Saved entries

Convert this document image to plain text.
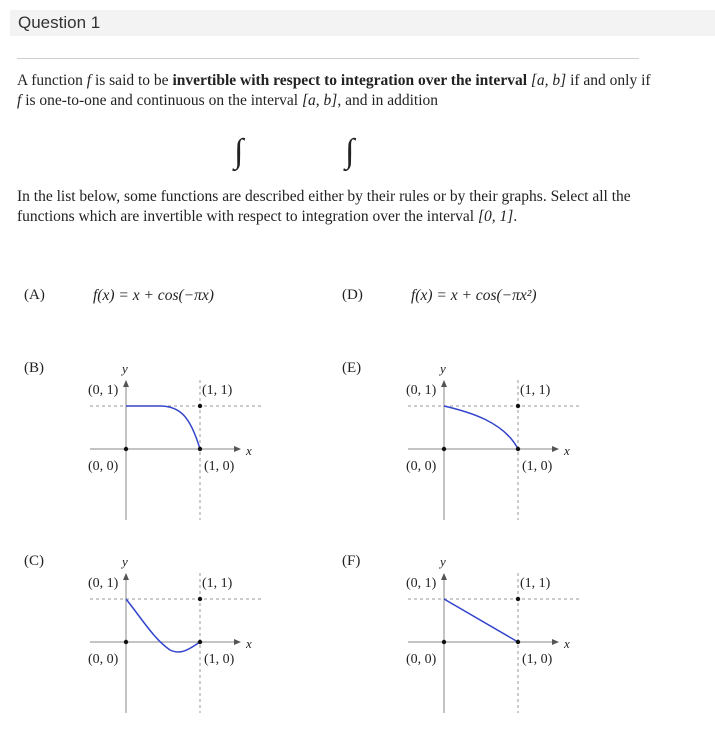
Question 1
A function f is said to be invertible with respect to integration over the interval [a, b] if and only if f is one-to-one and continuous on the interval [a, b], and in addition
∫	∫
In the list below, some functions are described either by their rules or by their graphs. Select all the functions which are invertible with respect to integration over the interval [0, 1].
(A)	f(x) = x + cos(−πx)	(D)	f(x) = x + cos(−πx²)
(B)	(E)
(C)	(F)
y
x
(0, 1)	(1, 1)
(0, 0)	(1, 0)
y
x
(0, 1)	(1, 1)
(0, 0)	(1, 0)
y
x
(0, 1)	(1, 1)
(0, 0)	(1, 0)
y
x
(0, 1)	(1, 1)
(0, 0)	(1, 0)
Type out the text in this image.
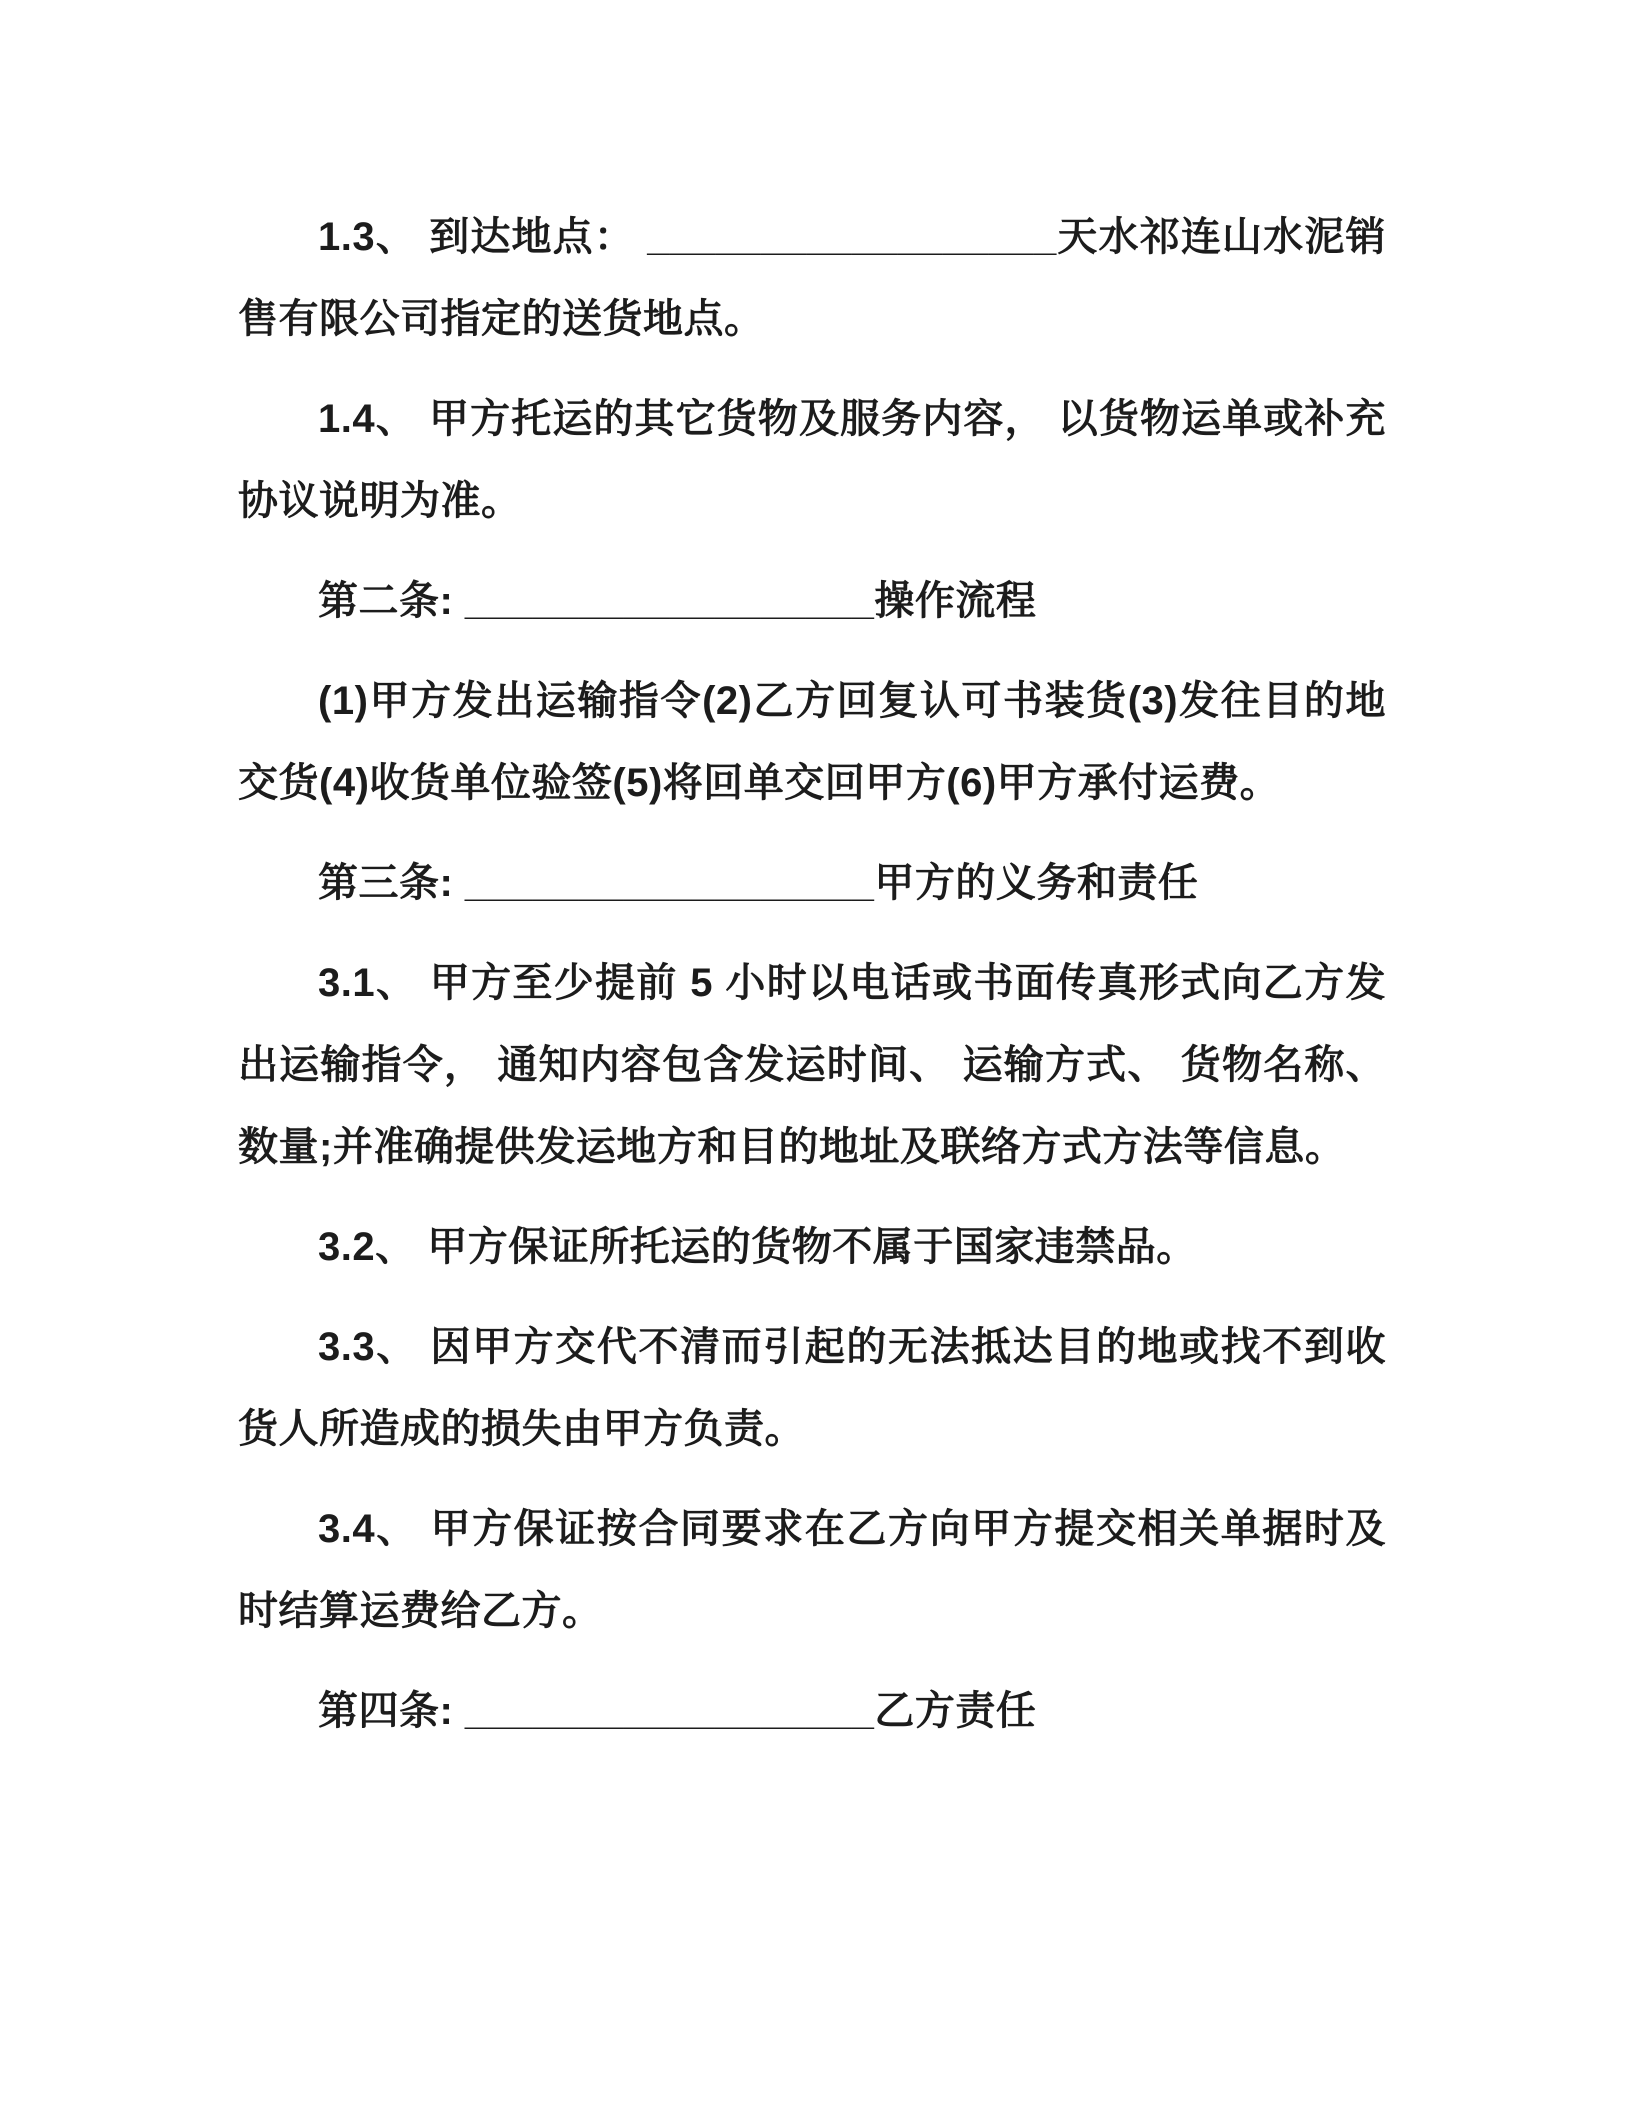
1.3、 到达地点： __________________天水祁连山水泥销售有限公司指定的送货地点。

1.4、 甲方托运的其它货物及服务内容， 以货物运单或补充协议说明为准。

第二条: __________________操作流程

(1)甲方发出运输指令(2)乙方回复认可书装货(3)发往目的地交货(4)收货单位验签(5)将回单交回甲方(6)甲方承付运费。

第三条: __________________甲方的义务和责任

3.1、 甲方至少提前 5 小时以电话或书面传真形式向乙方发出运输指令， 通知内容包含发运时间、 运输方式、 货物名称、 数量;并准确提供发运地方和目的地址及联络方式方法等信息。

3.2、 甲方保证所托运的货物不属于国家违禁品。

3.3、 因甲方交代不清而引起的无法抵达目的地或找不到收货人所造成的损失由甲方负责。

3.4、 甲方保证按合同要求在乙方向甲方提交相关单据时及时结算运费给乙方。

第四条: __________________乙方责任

Your task >> Make an exact copy of the data above, pictures excluded.

Answer to this exercise >>
Convert this document image to plain text.
Question 1
A function f is said to be invertible with respect to integration over the interval [a, b] if and only if f is one-to-one and continuous on the interval [a, b], and in addition
∫	∫
In the list below, some functions are described either by their rules or by their graphs. Select all the functions which are invertible with respect to integration over the interval [0, 1].
(A)	f(x) = x + cos(−πx)	(D)	f(x) = x + cos(−πx²)
(B)	(E)
(C)	(F)
y
x
(0, 1)	(1, 1)
(0, 0)	(1, 0)
y
x
(0, 1)	(1, 1)
(0, 0)	(1, 0)
y
x
(0, 1)	(1, 1)
(0, 0)	(1, 0)
y
x
(0, 1)	(1, 1)
(0, 0)	(1, 0)
Type out the text in this image.
1.3、 到达地点： __________________天水祁连山水泥销售有限公司指定的送货地点。

1.4、 甲方托运的其它货物及服务内容， 以货物运单或补充协议说明为准。

第二条: __________________操作流程

(1)甲方发出运输指令(2)乙方回复认可书装货(3)发往目的地交货(4)收货单位验签(5)将回单交回甲方(6)甲方承付运费。

第三条: __________________甲方的义务和责任

3.1、 甲方至少提前 5 小时以电话或书面传真形式向乙方发出运输指令， 通知内容包含发运时间、 运输方式、 货物名称、 数量;并准确提供发运地方和目的地址及联络方式方法等信息。

3.2、 甲方保证所托运的货物不属于国家违禁品。

3.3、 因甲方交代不清而引起的无法抵达目的地或找不到收货人所造成的损失由甲方负责。

3.4、 甲方保证按合同要求在乙方向甲方提交相关单据时及时结算运费给乙方。

第四条: __________________乙方责任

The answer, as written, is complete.